>> begin RECORDS SHOWN
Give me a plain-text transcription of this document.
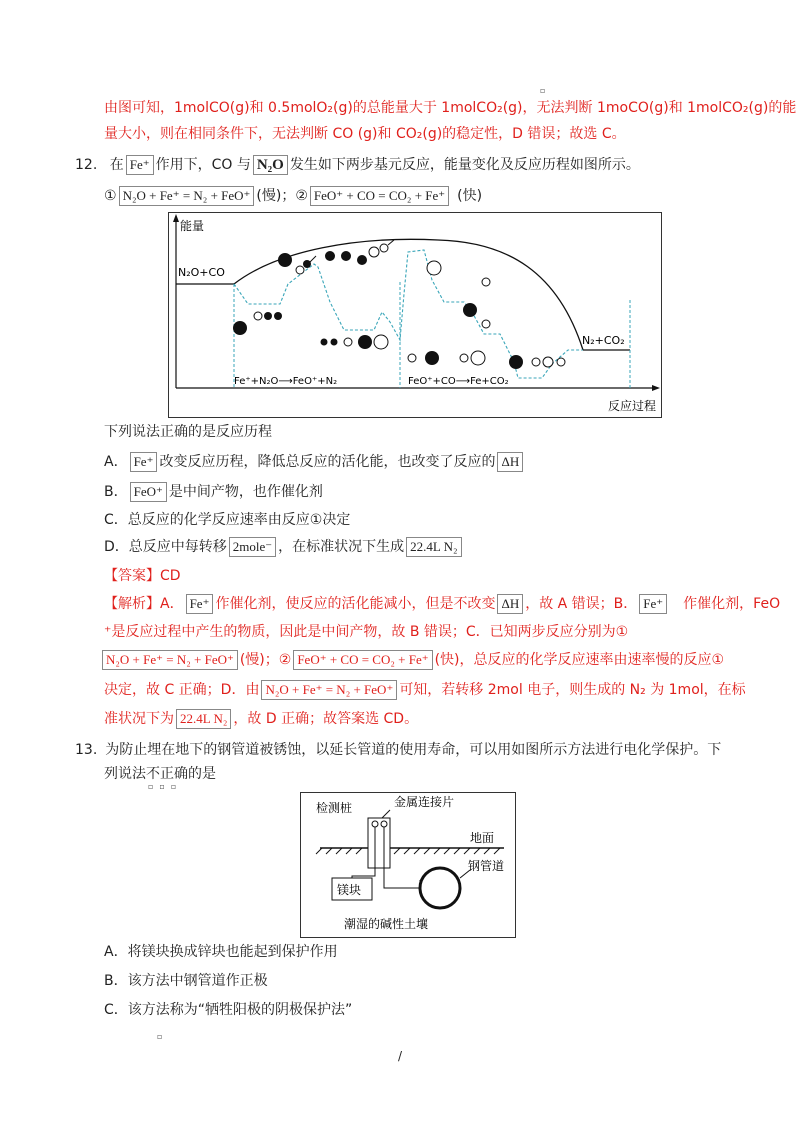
▫
▫
由图可知，1molCO(g)和 0.5molO₂(g)的总能量大于 1molCO₂(g)，无法判断 1moCO(g)和 1molCO₂(g)的能
量大小，则在相同条件下，无法判断 CO (g)和 CO₂(g)的稳定性，D 错误；故选 C。
12. 在 Fe⁺ 作用下，CO 与 N₂O 发生如下两步基元反应，能量变化及反应历程如图所示。
① N₂O + Fe⁺ = N₂ + FeO⁺ (慢)；② FeO⁺ + CO = CO₂ + Fe⁺ (快)
能量
反应过程
N₂O+CO
N₂+CO₂
Fe⁺+N₂O⟶FeO⁺+N₂	FeO⁺+CO⟶Fe+CO₂
下列说法正确的是反应历程
A． Fe⁺ 改变反应历程，降低总反应的活化能，也改变了反应的 ΔH
B． FeO⁺ 是中间产物，也作催化剂
C．总反应的化学反应速率由反应①决定
D．总反应中每转移 2mole⁻ ，在标准状况下生成 22.4L N₂
【答案】CD
【解析】A． Fe⁺ 作催化剂，使反应的活化能减小，但是不改变 ΔH ，故 A 错误；B． Fe⁺ 作催化剂，FeO
⁺是反应过程中产生的物质，因此是中间产物，故 B 错误；C．已知两步反应分别为①
N₂O + Fe⁺ = N₂ + FeO⁺ (慢)；② FeO⁺ + CO = CO₂ + Fe⁺ (快)，总反应的化学反应速率由速率慢的反应①
决定，故 C 正确；D．由 N₂O + Fe⁺ = N₂ + FeO⁺ 可知，若转移 2mol 电子，则生成的 N₂ 为 1mol，在标
准状况下为 22.4L N₂ ，故 D 正确；故答案选 CD。
13. 为防止埋在地下的钢管道被锈蚀，以延长管道的使用寿命，可以用如图所示方法进行电化学保护。下
列说法不正确的是
▫▫▫
检测桩	金属连接片
地面
镁块
钢管道
潮湿的碱性土壤
A．将镁块换成锌块也能起到保护作用
B．该方法中钢管道作正极
C．该方法称为“牺牲阳极的阴极保护法”
/
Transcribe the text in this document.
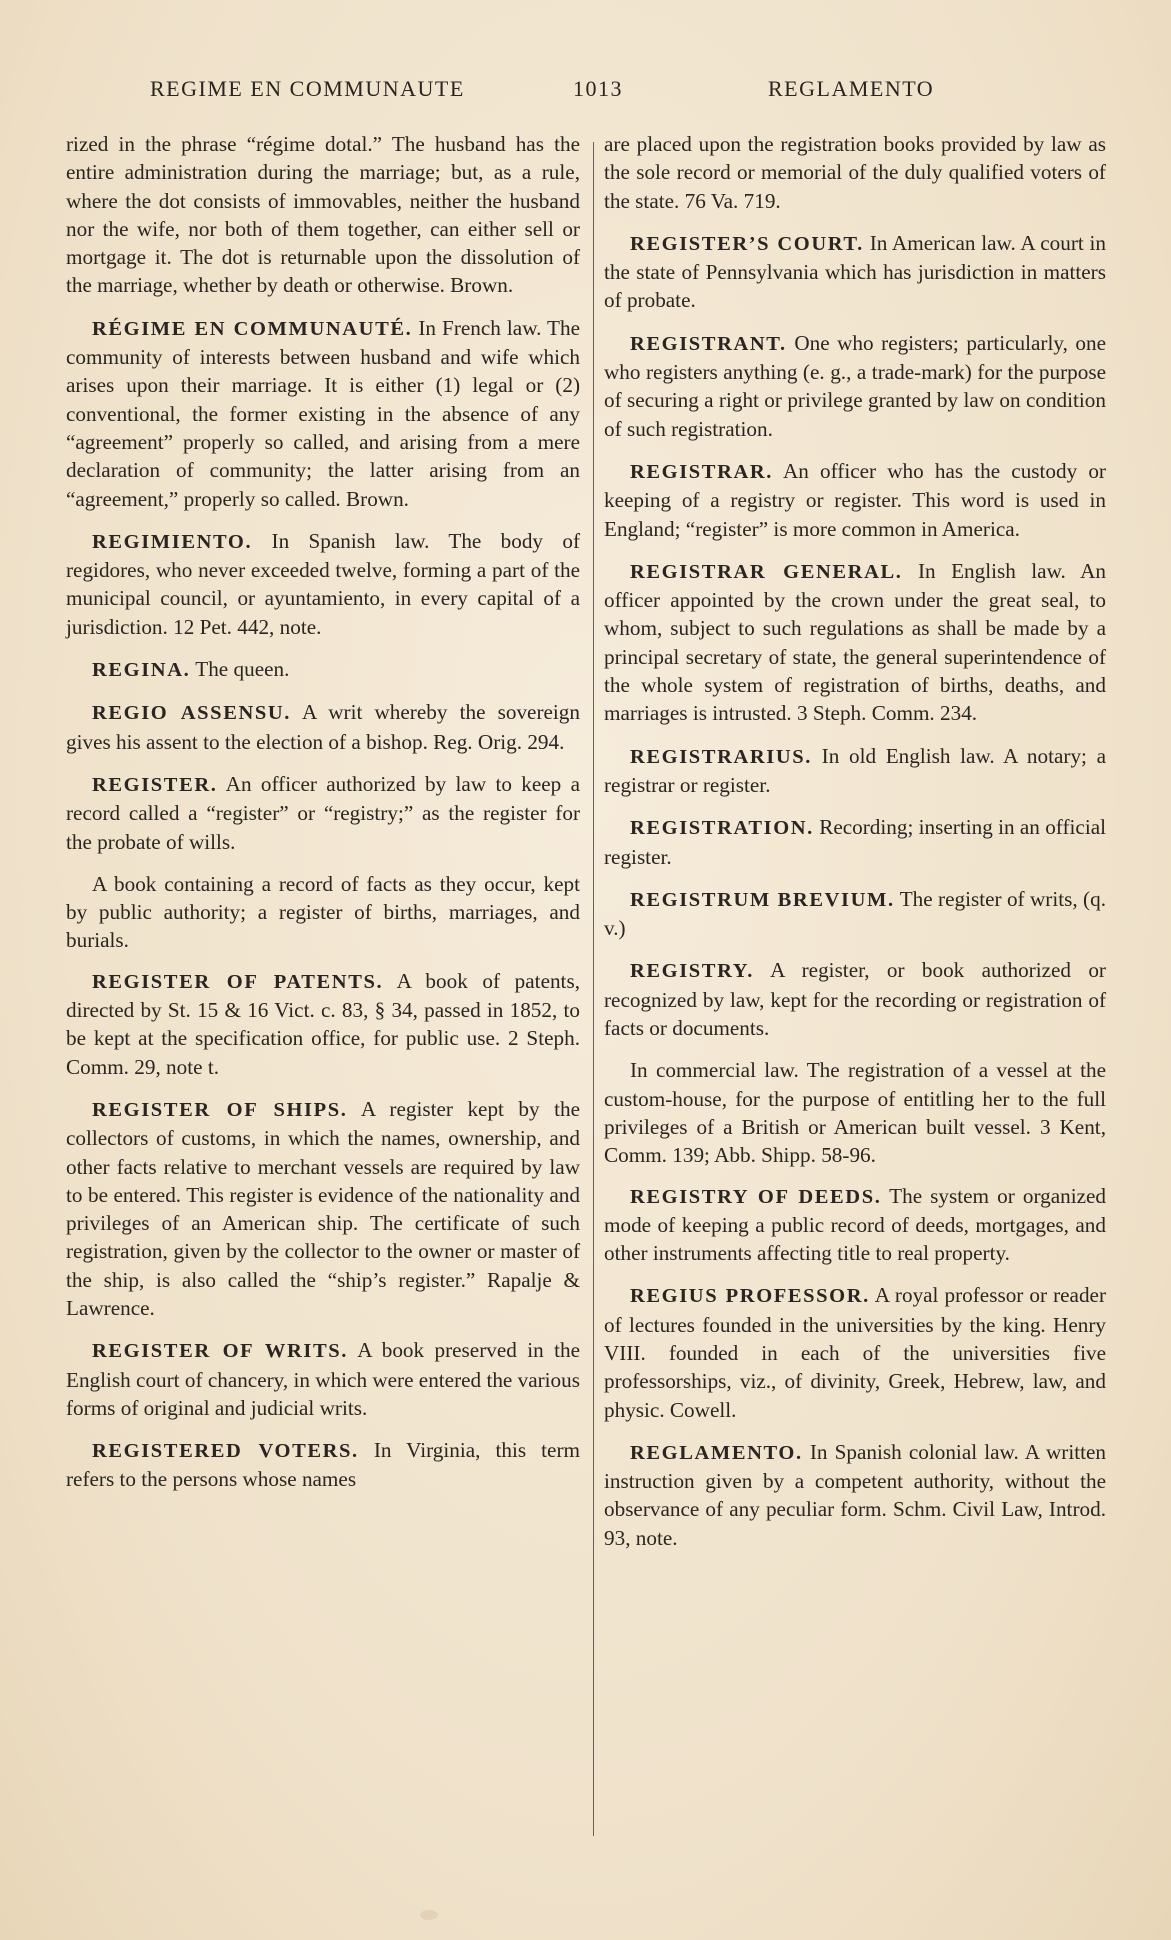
REGIME EN COMMUNAUTE	1013	REGLAMENTO

rized in the phrase “régime dotal.” The husband has the entire administration during the marriage; but, as a rule, where the dot consists of immovables, neither the husband nor the wife, nor both of them together, can either sell or mortgage it. The dot is returnable upon the dissolution of the marriage, whether by death or otherwise. Brown.

RÉGIME EN COMMUNAUTÉ. In French law. The community of interests between husband and wife which arises upon their marriage. It is either (1) legal or (2) conventional, the former existing in the absence of any “agreement” properly so called, and arising from a mere declaration of community; the latter arising from an “agreement,” properly so called. Brown.

REGIMIENTO. In Spanish law. The body of regidores, who never exceeded twelve, forming a part of the municipal council, or ayuntamiento, in every capital of a jurisdiction. 12 Pet. 442, note.

REGINA. The queen.

REGIO ASSENSU. A writ whereby the sovereign gives his assent to the election of a bishop. Reg. Orig. 294.

REGISTER. An officer authorized by law to keep a record called a “register” or “registry;” as the register for the probate of wills.

A book containing a record of facts as they occur, kept by public authority; a register of births, marriages, and burials.

REGISTER OF PATENTS. A book of patents, directed by St. 15 & 16 Vict. c. 83, § 34, passed in 1852, to be kept at the specification office, for public use. 2 Steph. Comm. 29, note t.

REGISTER OF SHIPS. A register kept by the collectors of customs, in which the names, ownership, and other facts relative to merchant vessels are required by law to be entered. This register is evidence of the nationality and privileges of an American ship. The certificate of such registration, given by the collector to the owner or master of the ship, is also called the “ship’s register.” Rapalje & Lawrence.

REGISTER OF WRITS. A book preserved in the English court of chancery, in which were entered the various forms of original and judicial writs.

REGISTERED VOTERS. In Virginia, this term refers to the persons whose names

are placed upon the registration books provided by law as the sole record or memorial of the duly qualified voters of the state. 76 Va. 719.

REGISTER’S COURT. In American law. A court in the state of Pennsylvania which has jurisdiction in matters of probate.

REGISTRANT. One who registers; particularly, one who registers anything (e. g., a trade-mark) for the purpose of securing a right or privilege granted by law on condition of such registration.

REGISTRAR. An officer who has the custody or keeping of a registry or register. This word is used in England; “register” is more common in America.

REGISTRAR GENERAL. In English law. An officer appointed by the crown under the great seal, to whom, subject to such regulations as shall be made by a principal secretary of state, the general superintendence of the whole system of registration of births, deaths, and marriages is intrusted. 3 Steph. Comm. 234.

REGISTRARIUS. In old English law. A notary; a registrar or register.

REGISTRATION. Recording; inserting in an official register.

REGISTRUM BREVIUM. The register of writs, (q. v.)

REGISTRY. A register, or book authorized or recognized by law, kept for the recording or registration of facts or documents.

In commercial law. The registration of a vessel at the custom-house, for the purpose of entitling her to the full privileges of a British or American built vessel. 3 Kent, Comm. 139; Abb. Shipp. 58-96.

REGISTRY OF DEEDS. The system or organized mode of keeping a public record of deeds, mortgages, and other instruments affecting title to real property.

REGIUS PROFESSOR. A royal professor or reader of lectures founded in the universities by the king. Henry VIII. founded in each of the universities five professorships, viz., of divinity, Greek, Hebrew, law, and physic. Cowell.

REGLAMENTO. In Spanish colonial law. A written instruction given by a competent authority, without the observance of any peculiar form. Schm. Civil Law, Introd. 93, note.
>> end RECORDS SHOWN
WHAT YOU ARE ASKED TO DO:
Make an exact copy of every record, pictures excluded.

OUTPUT FOR THIS TASK:
Give me a plain-text transcription of this document.
▫
▫
由图可知，1molCO(g)和 0.5molO₂(g)的总能量大于 1molCO₂(g)，无法判断 1moCO(g)和 1molCO₂(g)的能
量大小，则在相同条件下，无法判断 CO (g)和 CO₂(g)的稳定性，D 错误；故选 C。
12. 在 Fe⁺ 作用下，CO 与 N₂O 发生如下两步基元反应，能量变化及反应历程如图所示。
① N₂O + Fe⁺ = N₂ + FeO⁺ (慢)；② FeO⁺ + CO = CO₂ + Fe⁺ (快)
能量
反应过程
N₂O+CO
N₂+CO₂
Fe⁺+N₂O⟶FeO⁺+N₂	FeO⁺+CO⟶Fe+CO₂
下列说法正确的是反应历程
A． Fe⁺ 改变反应历程，降低总反应的活化能，也改变了反应的 ΔH
B． FeO⁺ 是中间产物，也作催化剂
C．总反应的化学反应速率由反应①决定
D．总反应中每转移 2mole⁻ ，在标准状况下生成 22.4L N₂
【答案】CD
【解析】A． Fe⁺ 作催化剂，使反应的活化能减小，但是不改变 ΔH ，故 A 错误；B． Fe⁺ 作催化剂，FeO
⁺是反应过程中产生的物质，因此是中间产物，故 B 错误；C．已知两步反应分别为①
N₂O + Fe⁺ = N₂ + FeO⁺ (慢)；② FeO⁺ + CO = CO₂ + Fe⁺ (快)，总反应的化学反应速率由速率慢的反应①
决定，故 C 正确；D．由 N₂O + Fe⁺ = N₂ + FeO⁺ 可知，若转移 2mol 电子，则生成的 N₂ 为 1mol，在标
准状况下为 22.4L N₂ ，故 D 正确；故答案选 CD。
13. 为防止埋在地下的钢管道被锈蚀，以延长管道的使用寿命，可以用如图所示方法进行电化学保护。下
列说法不正确的是
▫▫▫
检测桩	金属连接片
地面
镁块
钢管道
潮湿的碱性土壤
A．将镁块换成锌块也能起到保护作用
B．该方法中钢管道作正极
C．该方法称为“牺牲阳极的阴极保护法”
/
Transcribe the text in this document.
REGIME EN COMMUNAUTE	1013	REGLAMENTO

rized in the phrase “régime dotal.” The husband has the entire administration during the marriage; but, as a rule, where the dot consists of immovables, neither the husband nor the wife, nor both of them together, can either sell or mortgage it. The dot is returnable upon the dissolution of the marriage, whether by death or otherwise. Brown.

RÉGIME EN COMMUNAUTÉ. In French law. The community of interests between husband and wife which arises upon their marriage. It is either (1) legal or (2) conventional, the former existing in the absence of any “agreement” properly so called, and arising from a mere declaration of community; the latter arising from an “agreement,” properly so called. Brown.

REGIMIENTO. In Spanish law. The body of regidores, who never exceeded twelve, forming a part of the municipal council, or ayuntamiento, in every capital of a jurisdiction. 12 Pet. 442, note.

REGINA. The queen.

REGIO ASSENSU. A writ whereby the sovereign gives his assent to the election of a bishop. Reg. Orig. 294.

REGISTER. An officer authorized by law to keep a record called a “register” or “registry;” as the register for the probate of wills.

A book containing a record of facts as they occur, kept by public authority; a register of births, marriages, and burials.

REGISTER OF PATENTS. A book of patents, directed by St. 15 & 16 Vict. c. 83, § 34, passed in 1852, to be kept at the specification office, for public use. 2 Steph. Comm. 29, note t.

REGISTER OF SHIPS. A register kept by the collectors of customs, in which the names, ownership, and other facts relative to merchant vessels are required by law to be entered. This register is evidence of the nationality and privileges of an American ship. The certificate of such registration, given by the collector to the owner or master of the ship, is also called the “ship’s register.” Rapalje & Lawrence.

REGISTER OF WRITS. A book preserved in the English court of chancery, in which were entered the various forms of original and judicial writs.

REGISTERED VOTERS. In Virginia, this term refers to the persons whose names

are placed upon the registration books provided by law as the sole record or memorial of the duly qualified voters of the state. 76 Va. 719.

REGISTER’S COURT. In American law. A court in the state of Pennsylvania which has jurisdiction in matters of probate.

REGISTRANT. One who registers; particularly, one who registers anything (e. g., a trade-mark) for the purpose of securing a right or privilege granted by law on condition of such registration.

REGISTRAR. An officer who has the custody or keeping of a registry or register. This word is used in England; “register” is more common in America.

REGISTRAR GENERAL. In English law. An officer appointed by the crown under the great seal, to whom, subject to such regulations as shall be made by a principal secretary of state, the general superintendence of the whole system of registration of births, deaths, and marriages is intrusted. 3 Steph. Comm. 234.

REGISTRARIUS. In old English law. A notary; a registrar or register.

REGISTRATION. Recording; inserting in an official register.

REGISTRUM BREVIUM. The register of writs, (q. v.)

REGISTRY. A register, or book authorized or recognized by law, kept for the recording or registration of facts or documents.

In commercial law. The registration of a vessel at the custom-house, for the purpose of entitling her to the full privileges of a British or American built vessel. 3 Kent, Comm. 139; Abb. Shipp. 58-96.

REGISTRY OF DEEDS. The system or organized mode of keeping a public record of deeds, mortgages, and other instruments affecting title to real property.

REGIUS PROFESSOR. A royal professor or reader of lectures founded in the universities by the king. Henry VIII. founded in each of the universities five professorships, viz., of divinity, Greek, Hebrew, law, and physic. Cowell.

REGLAMENTO. In Spanish colonial law. A written instruction given by a competent authority, without the observance of any peculiar form. Schm. Civil Law, Introd. 93, note.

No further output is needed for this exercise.